___ Data provided ___

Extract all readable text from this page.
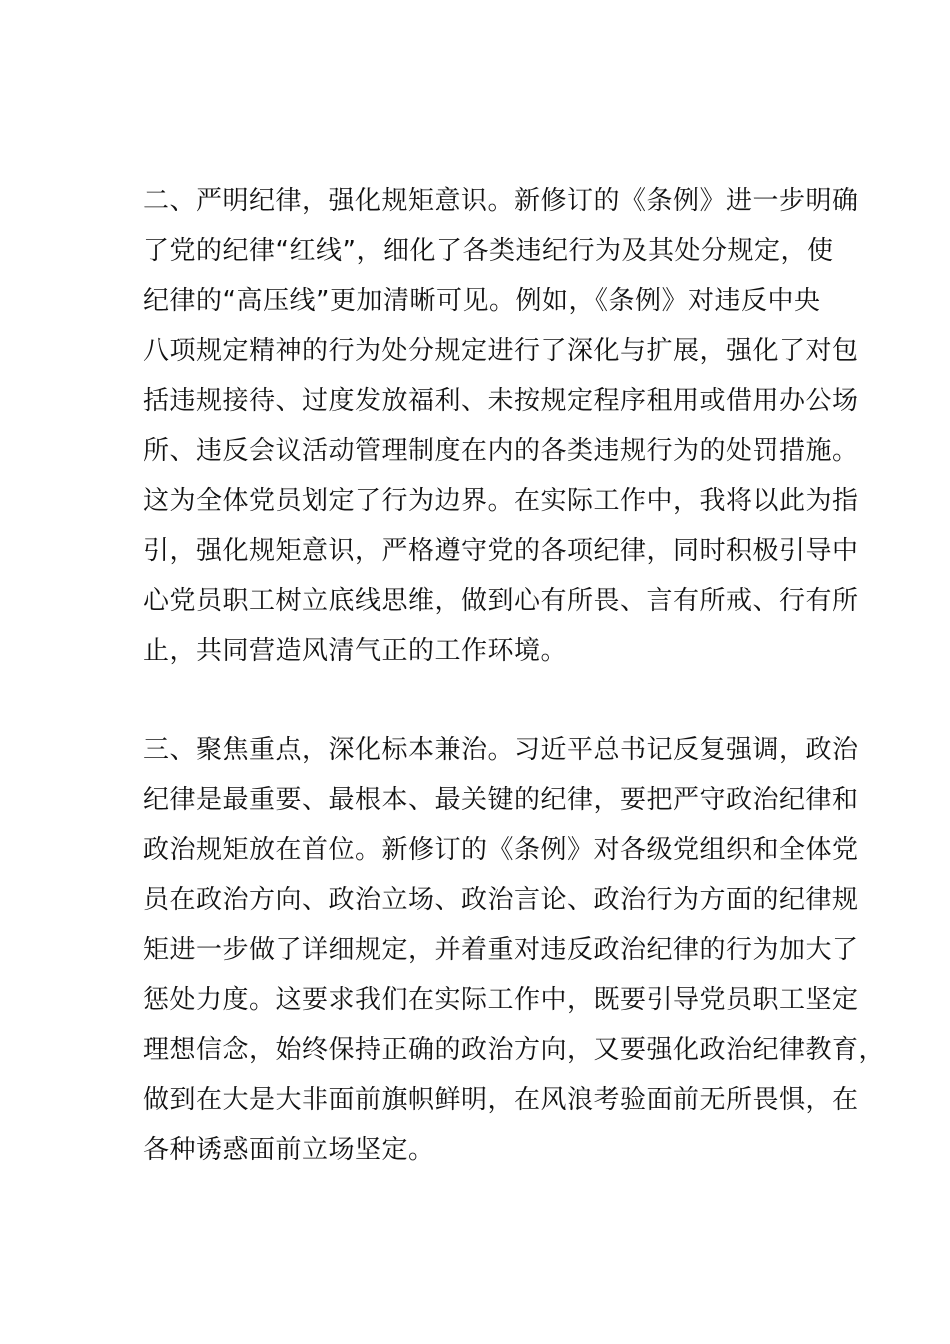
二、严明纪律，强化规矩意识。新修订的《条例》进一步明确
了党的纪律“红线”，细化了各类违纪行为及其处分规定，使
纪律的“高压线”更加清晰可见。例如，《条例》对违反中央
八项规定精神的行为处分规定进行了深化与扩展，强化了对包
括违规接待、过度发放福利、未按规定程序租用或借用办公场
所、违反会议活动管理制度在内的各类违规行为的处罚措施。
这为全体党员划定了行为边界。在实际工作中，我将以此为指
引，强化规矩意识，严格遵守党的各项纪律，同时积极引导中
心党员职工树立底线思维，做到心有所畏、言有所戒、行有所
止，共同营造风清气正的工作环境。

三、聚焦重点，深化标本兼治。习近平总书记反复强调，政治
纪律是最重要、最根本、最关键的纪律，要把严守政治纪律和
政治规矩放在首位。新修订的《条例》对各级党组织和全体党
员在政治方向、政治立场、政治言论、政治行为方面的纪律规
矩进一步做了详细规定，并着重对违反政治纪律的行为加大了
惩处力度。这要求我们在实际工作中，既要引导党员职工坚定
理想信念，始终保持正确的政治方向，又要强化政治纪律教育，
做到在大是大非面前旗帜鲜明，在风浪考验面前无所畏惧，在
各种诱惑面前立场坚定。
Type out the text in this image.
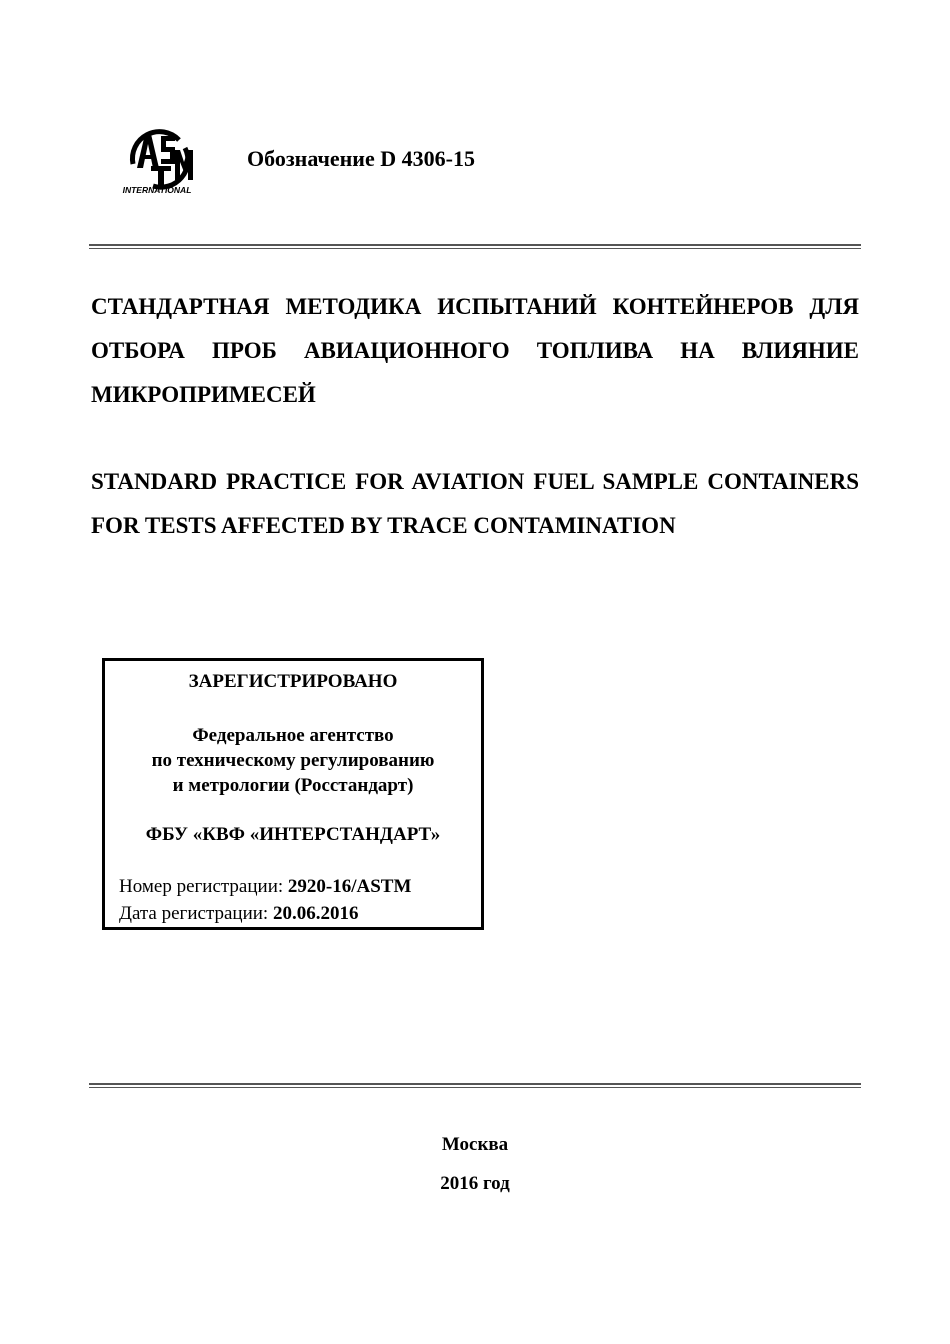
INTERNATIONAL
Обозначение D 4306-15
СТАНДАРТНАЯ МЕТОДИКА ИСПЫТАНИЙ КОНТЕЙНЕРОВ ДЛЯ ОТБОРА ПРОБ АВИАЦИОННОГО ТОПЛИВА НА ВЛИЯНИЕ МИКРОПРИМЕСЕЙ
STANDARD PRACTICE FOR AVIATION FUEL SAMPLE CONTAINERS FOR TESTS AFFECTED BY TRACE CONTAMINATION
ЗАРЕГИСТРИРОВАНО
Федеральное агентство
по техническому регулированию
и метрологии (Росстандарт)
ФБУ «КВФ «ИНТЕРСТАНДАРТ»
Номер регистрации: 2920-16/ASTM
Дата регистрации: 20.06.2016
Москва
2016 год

___

Problem to solve.
Leaving out every picture, copy exactly the lines from the one that contains "Type out the text in this image." through the end of the entries above.

Exercise result.
Type out the text in this image.
INTERNATIONAL
Обозначение D 4306-15
СТАНДАРТНАЯ МЕТОДИКА ИСПЫТАНИЙ КОНТЕЙНЕРОВ ДЛЯ ОТБОРА ПРОБ АВИАЦИОННОГО ТОПЛИВА НА ВЛИЯНИЕ МИКРОПРИМЕСЕЙ
STANDARD PRACTICE FOR AVIATION FUEL SAMPLE CONTAINERS FOR TESTS AFFECTED BY TRACE CONTAMINATION
ЗАРЕГИСТРИРОВАНО
Федеральное агентство
по техническому регулированию
и метрологии (Росстандарт)
ФБУ «КВФ «ИНТЕРСТАНДАРТ»
Номер регистрации: 2920-16/ASTM
Дата регистрации: 20.06.2016
Москва
2016 год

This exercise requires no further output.